** Problem description **
Quote the whole listing exactly. Leave the pictures out of your copy.
┌──
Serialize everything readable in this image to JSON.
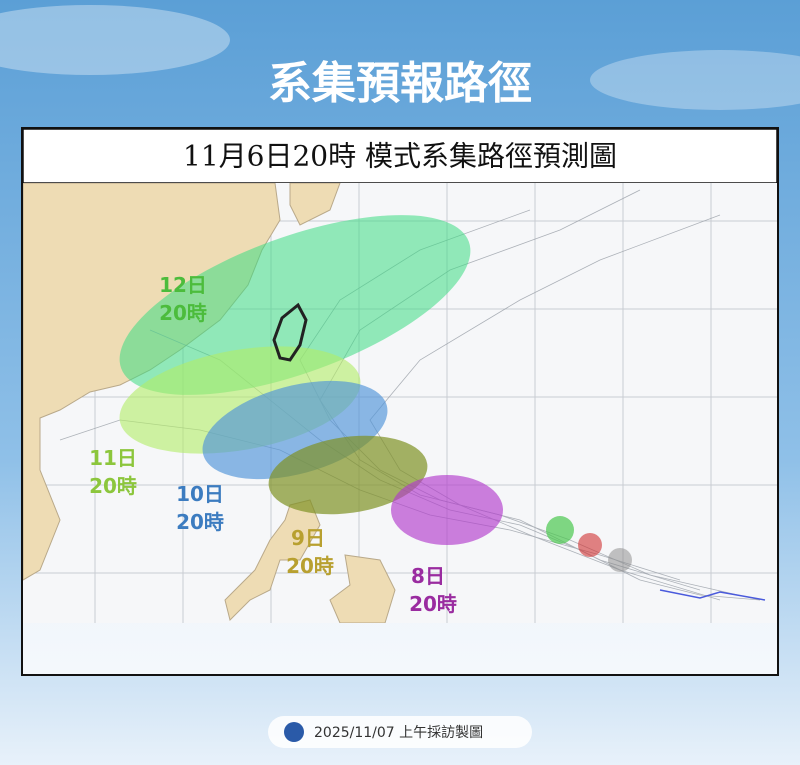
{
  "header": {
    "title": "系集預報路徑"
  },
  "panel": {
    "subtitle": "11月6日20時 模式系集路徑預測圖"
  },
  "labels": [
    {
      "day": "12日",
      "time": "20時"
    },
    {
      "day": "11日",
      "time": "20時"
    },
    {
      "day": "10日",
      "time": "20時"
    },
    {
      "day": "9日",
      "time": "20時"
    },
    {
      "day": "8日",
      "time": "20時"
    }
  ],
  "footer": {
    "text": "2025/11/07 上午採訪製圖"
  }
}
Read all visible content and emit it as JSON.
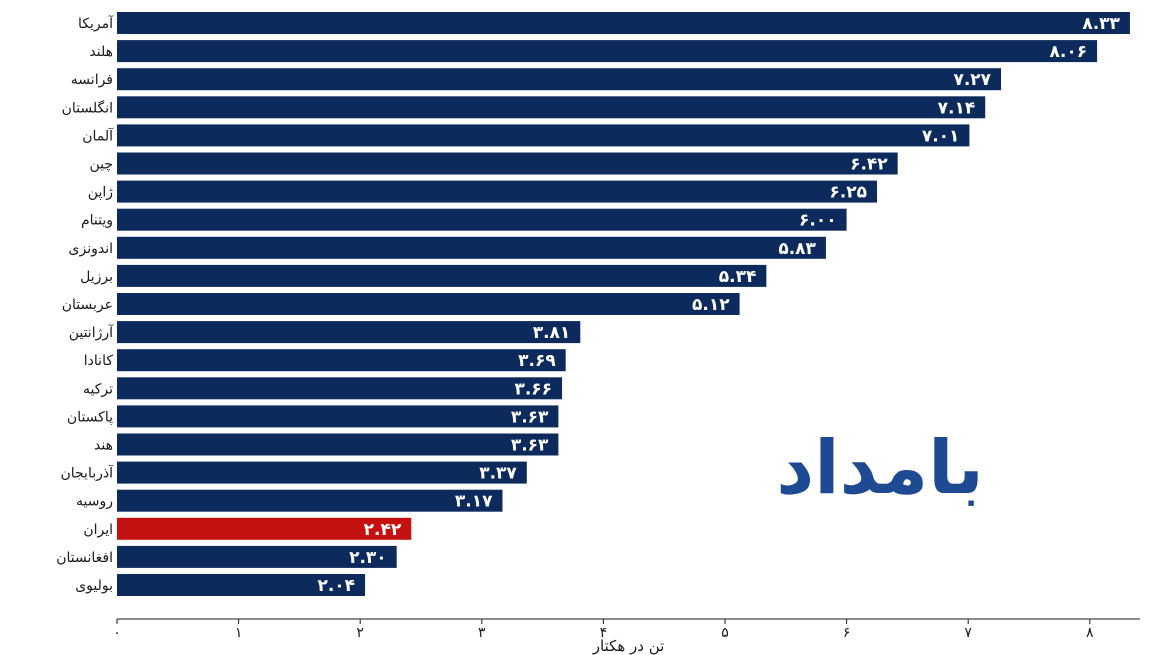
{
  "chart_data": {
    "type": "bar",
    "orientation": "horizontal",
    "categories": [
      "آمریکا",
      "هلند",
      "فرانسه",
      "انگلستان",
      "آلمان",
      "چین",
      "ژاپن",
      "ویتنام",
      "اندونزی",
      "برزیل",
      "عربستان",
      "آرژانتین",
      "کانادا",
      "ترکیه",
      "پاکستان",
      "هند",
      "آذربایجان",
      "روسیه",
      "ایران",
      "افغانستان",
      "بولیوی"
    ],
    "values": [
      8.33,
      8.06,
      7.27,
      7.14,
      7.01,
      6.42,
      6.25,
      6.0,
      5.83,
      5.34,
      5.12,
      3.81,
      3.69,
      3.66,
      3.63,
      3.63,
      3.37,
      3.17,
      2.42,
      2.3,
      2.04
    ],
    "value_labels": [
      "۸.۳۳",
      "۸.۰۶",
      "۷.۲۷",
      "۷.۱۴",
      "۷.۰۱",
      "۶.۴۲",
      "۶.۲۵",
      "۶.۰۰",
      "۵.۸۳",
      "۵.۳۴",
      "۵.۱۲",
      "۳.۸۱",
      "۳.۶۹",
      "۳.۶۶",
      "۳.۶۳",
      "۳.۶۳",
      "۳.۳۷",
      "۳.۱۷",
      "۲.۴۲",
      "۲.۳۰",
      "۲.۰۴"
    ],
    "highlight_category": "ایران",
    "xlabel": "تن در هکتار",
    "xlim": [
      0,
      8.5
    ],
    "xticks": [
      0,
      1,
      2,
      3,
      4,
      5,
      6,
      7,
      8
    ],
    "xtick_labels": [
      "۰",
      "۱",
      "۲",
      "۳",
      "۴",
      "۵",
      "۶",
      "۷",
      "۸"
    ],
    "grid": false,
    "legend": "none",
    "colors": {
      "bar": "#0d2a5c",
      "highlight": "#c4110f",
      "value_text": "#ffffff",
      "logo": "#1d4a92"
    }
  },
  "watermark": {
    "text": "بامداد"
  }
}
└──
** Solved problem **
Serialize everything readable in this image to JSON.
{
  "header": {
    "title": "系集預報路徑"
  },
  "panel": {
    "subtitle": "11月6日20時 模式系集路徑預測圖"
  },
  "labels": [
    {
      "day": "12日",
      "time": "20時"
    },
    {
      "day": "11日",
      "time": "20時"
    },
    {
      "day": "10日",
      "time": "20時"
    },
    {
      "day": "9日",
      "time": "20時"
    },
    {
      "day": "8日",
      "time": "20時"
    }
  ],
  "footer": {
    "text": "2025/11/07 上午採訪製圖"
  }
}
Read all visible content and emit it as JSON.
{
  "chart_data": {
    "type": "bar",
    "orientation": "horizontal",
    "categories": [
      "آمریکا",
      "هلند",
      "فرانسه",
      "انگلستان",
      "آلمان",
      "چین",
      "ژاپن",
      "ویتنام",
      "اندونزی",
      "برزیل",
      "عربستان",
      "آرژانتین",
      "کانادا",
      "ترکیه",
      "پاکستان",
      "هند",
      "آذربایجان",
      "روسیه",
      "ایران",
      "افغانستان",
      "بولیوی"
    ],
    "values": [
      8.33,
      8.06,
      7.27,
      7.14,
      7.01,
      6.42,
      6.25,
      6.0,
      5.83,
      5.34,
      5.12,
      3.81,
      3.69,
      3.66,
      3.63,
      3.63,
      3.37,
      3.17,
      2.42,
      2.3,
      2.04
    ],
    "value_labels": [
      "۸.۳۳",
      "۸.۰۶",
      "۷.۲۷",
      "۷.۱۴",
      "۷.۰۱",
      "۶.۴۲",
      "۶.۲۵",
      "۶.۰۰",
      "۵.۸۳",
      "۵.۳۴",
      "۵.۱۲",
      "۳.۸۱",
      "۳.۶۹",
      "۳.۶۶",
      "۳.۶۳",
      "۳.۶۳",
      "۳.۳۷",
      "۳.۱۷",
      "۲.۴۲",
      "۲.۳۰",
      "۲.۰۴"
    ],
    "highlight_category": "ایران",
    "xlabel": "تن در هکتار",
    "xlim": [
      0,
      8.5
    ],
    "xticks": [
      0,
      1,
      2,
      3,
      4,
      5,
      6,
      7,
      8
    ],
    "xtick_labels": [
      "۰",
      "۱",
      "۲",
      "۳",
      "۴",
      "۵",
      "۶",
      "۷",
      "۸"
    ],
    "grid": false,
    "legend": "none",
    "colors": {
      "bar": "#0d2a5c",
      "highlight": "#c4110f",
      "value_text": "#ffffff",
      "logo": "#1d4a92"
    }
  },
  "watermark": {
    "text": "بامداد"
  }
}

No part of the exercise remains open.